# start of PROVIDED MATERIAL

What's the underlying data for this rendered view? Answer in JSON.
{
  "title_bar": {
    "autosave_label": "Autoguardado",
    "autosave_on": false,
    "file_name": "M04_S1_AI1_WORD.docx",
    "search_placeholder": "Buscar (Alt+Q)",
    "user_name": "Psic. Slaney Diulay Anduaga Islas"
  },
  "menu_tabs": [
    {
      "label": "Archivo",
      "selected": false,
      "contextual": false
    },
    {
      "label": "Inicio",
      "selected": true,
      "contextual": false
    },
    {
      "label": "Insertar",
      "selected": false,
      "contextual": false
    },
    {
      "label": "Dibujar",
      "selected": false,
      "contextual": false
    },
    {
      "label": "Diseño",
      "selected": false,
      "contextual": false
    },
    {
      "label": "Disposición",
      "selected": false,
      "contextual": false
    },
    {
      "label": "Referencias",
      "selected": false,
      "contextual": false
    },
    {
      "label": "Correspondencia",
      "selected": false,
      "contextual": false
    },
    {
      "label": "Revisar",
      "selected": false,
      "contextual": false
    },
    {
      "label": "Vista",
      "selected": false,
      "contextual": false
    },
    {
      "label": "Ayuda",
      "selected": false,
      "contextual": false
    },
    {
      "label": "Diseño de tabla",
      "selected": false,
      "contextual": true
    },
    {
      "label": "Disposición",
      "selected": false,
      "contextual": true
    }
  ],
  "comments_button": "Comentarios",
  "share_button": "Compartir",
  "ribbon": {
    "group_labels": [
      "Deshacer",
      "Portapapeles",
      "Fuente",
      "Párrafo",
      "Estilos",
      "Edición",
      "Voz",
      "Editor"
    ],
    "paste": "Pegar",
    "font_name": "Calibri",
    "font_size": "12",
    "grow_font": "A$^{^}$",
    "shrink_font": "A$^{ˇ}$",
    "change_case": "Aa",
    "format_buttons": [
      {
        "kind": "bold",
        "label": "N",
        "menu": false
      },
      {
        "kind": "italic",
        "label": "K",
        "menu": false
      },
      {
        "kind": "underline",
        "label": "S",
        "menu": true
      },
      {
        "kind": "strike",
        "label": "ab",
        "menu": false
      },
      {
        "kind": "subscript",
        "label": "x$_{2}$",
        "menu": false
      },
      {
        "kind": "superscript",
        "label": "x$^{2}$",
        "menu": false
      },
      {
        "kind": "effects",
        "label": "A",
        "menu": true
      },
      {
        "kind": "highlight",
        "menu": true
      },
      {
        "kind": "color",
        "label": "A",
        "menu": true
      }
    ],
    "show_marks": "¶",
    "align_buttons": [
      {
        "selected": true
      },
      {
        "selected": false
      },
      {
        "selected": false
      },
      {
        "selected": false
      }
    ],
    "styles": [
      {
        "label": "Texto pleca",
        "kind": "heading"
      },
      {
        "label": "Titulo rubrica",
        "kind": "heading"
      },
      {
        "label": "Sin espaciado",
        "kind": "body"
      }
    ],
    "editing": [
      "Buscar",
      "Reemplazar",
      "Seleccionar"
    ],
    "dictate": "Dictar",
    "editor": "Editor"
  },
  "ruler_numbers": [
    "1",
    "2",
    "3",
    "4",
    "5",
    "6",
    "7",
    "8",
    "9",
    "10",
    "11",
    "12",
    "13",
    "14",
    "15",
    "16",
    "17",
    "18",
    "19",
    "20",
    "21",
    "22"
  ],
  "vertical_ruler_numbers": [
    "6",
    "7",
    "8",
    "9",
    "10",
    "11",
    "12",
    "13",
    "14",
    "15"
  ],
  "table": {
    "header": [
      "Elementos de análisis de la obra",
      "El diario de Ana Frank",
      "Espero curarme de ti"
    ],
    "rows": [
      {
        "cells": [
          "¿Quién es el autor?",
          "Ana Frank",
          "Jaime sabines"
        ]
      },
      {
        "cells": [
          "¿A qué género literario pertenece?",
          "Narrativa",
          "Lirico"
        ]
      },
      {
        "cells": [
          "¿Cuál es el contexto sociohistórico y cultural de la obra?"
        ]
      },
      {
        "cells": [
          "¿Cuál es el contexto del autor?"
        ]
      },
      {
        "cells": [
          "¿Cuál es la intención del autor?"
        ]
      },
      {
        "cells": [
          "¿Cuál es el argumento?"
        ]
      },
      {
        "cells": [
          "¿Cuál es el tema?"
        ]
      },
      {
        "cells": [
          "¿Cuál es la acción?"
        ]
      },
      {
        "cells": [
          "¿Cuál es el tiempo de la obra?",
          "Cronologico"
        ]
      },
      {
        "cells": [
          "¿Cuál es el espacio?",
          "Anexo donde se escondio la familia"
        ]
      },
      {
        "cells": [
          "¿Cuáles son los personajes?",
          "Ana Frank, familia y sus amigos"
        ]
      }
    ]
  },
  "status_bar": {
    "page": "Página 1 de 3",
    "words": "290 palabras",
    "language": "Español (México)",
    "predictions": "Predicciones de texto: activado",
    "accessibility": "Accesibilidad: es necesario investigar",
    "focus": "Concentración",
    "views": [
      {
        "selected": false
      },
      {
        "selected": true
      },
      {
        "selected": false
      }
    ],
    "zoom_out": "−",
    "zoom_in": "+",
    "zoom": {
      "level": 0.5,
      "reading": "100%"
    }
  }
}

# end of PROVIDED MATERIAL

## YOUR OBJECTIVE
The entries above must be returned exactly.

## IN RESPONSE
What's the underlying data for this rendered view? Answer in JSON.
{
  "title_bar": {
    "autosave_label": "Autoguardado",
    "autosave_on": false,
    "file_name": "M04_S1_AI1_WORD.docx",
    "search_placeholder": "Buscar (Alt+Q)",
    "user_name": "Psic. Slaney Diulay Anduaga Islas"
  },
  "menu_tabs": [
    {
      "label": "Archivo",
      "selected": false,
      "contextual": false
    },
    {
      "label": "Inicio",
      "selected": true,
      "contextual": false
    },
    {
      "label": "Insertar",
      "selected": false,
      "contextual": false
    },
    {
      "label": "Dibujar",
      "selected": false,
      "contextual": false
    },
    {
      "label": "Diseño",
      "selected": false,
      "contextual": false
    },
    {
      "label": "Disposición",
      "selected": false,
      "contextual": false
    },
    {
      "label": "Referencias",
      "selected": false,
      "contextual": false
    },
    {
      "label": "Correspondencia",
      "selected": false,
      "contextual": false
    },
    {
      "label": "Revisar",
      "selected": false,
      "contextual": false
    },
    {
      "label": "Vista",
      "selected": false,
      "contextual": false
    },
    {
      "label": "Ayuda",
      "selected": false,
      "contextual": false
    },
    {
      "label": "Diseño de tabla",
      "selected": false,
      "contextual": true
    },
    {
      "label": "Disposición",
      "selected": false,
      "contextual": true
    }
  ],
  "comments_button": "Comentarios",
  "share_button": "Compartir",
  "ribbon": {
    "group_labels": [
      "Deshacer",
      "Portapapeles",
      "Fuente",
      "Párrafo",
      "Estilos",
      "Edición",
      "Voz",
      "Editor"
    ],
    "paste": "Pegar",
    "font_name": "Calibri",
    "font_size": "12",
    "grow_font": "A$^{^}$",
    "shrink_font": "A$^{ˇ}$",
    "change_case": "Aa",
    "format_buttons": [
      {
        "kind": "bold",
        "label": "N",
        "menu": false
      },
      {
        "kind": "italic",
        "label": "K",
        "menu": false
      },
      {
        "kind": "underline",
        "label": "S",
        "menu": true
      },
      {
        "kind": "strike",
        "label": "ab",
        "menu": false
      },
      {
        "kind": "subscript",
        "label": "x$_{2}$",
        "menu": false
      },
      {
        "kind": "superscript",
        "label": "x$^{2}$",
        "menu": false
      },
      {
        "kind": "effects",
        "label": "A",
        "menu": true
      },
      {
        "kind": "highlight",
        "menu": true
      },
      {
        "kind": "color",
        "label": "A",
        "menu": true
      }
    ],
    "show_marks": "¶",
    "align_buttons": [
      {
        "selected": true
      },
      {
        "selected": false
      },
      {
        "selected": false
      },
      {
        "selected": false
      }
    ],
    "styles": [
      {
        "label": "Texto pleca",
        "kind": "heading"
      },
      {
        "label": "Titulo rubrica",
        "kind": "heading"
      },
      {
        "label": "Sin espaciado",
        "kind": "body"
      }
    ],
    "editing": [
      "Buscar",
      "Reemplazar",
      "Seleccionar"
    ],
    "dictate": "Dictar",
    "editor": "Editor"
  },
  "ruler_numbers": [
    "1",
    "2",
    "3",
    "4",
    "5",
    "6",
    "7",
    "8",
    "9",
    "10",
    "11",
    "12",
    "13",
    "14",
    "15",
    "16",
    "17",
    "18",
    "19",
    "20",
    "21",
    "22"
  ],
  "vertical_ruler_numbers": [
    "6",
    "7",
    "8",
    "9",
    "10",
    "11",
    "12",
    "13",
    "14",
    "15"
  ],
  "table": {
    "header": [
      "Elementos de análisis de la obra",
      "El diario de Ana Frank",
      "Espero curarme de ti"
    ],
    "rows": [
      {
        "cells": [
          "¿Quién es el autor?",
          "Ana Frank",
          "Jaime sabines"
        ]
      },
      {
        "cells": [
          "¿A qué género literario pertenece?",
          "Narrativa",
          "Lirico"
        ]
      },
      {
        "cells": [
          "¿Cuál es el contexto sociohistórico y cultural de la obra?"
        ]
      },
      {
        "cells": [
          "¿Cuál es el contexto del autor?"
        ]
      },
      {
        "cells": [
          "¿Cuál es la intención del autor?"
        ]
      },
      {
        "cells": [
          "¿Cuál es el argumento?"
        ]
      },
      {
        "cells": [
          "¿Cuál es el tema?"
        ]
      },
      {
        "cells": [
          "¿Cuál es la acción?"
        ]
      },
      {
        "cells": [
          "¿Cuál es el tiempo de la obra?",
          "Cronologico"
        ]
      },
      {
        "cells": [
          "¿Cuál es el espacio?",
          "Anexo donde se escondio la familia"
        ]
      },
      {
        "cells": [
          "¿Cuáles son los personajes?",
          "Ana Frank, familia y sus amigos"
        ]
      }
    ]
  },
  "status_bar": {
    "page": "Página 1 de 3",
    "words": "290 palabras",
    "language": "Español (México)",
    "predictions": "Predicciones de texto: activado",
    "accessibility": "Accesibilidad: es necesario investigar",
    "focus": "Concentración",
    "views": [
      {
        "selected": false
      },
      {
        "selected": true
      },
      {
        "selected": false
      }
    ],
    "zoom_out": "−",
    "zoom_in": "+",
    "zoom": {
      "level": 0.5,
      "reading": "100%"
    }
  }
}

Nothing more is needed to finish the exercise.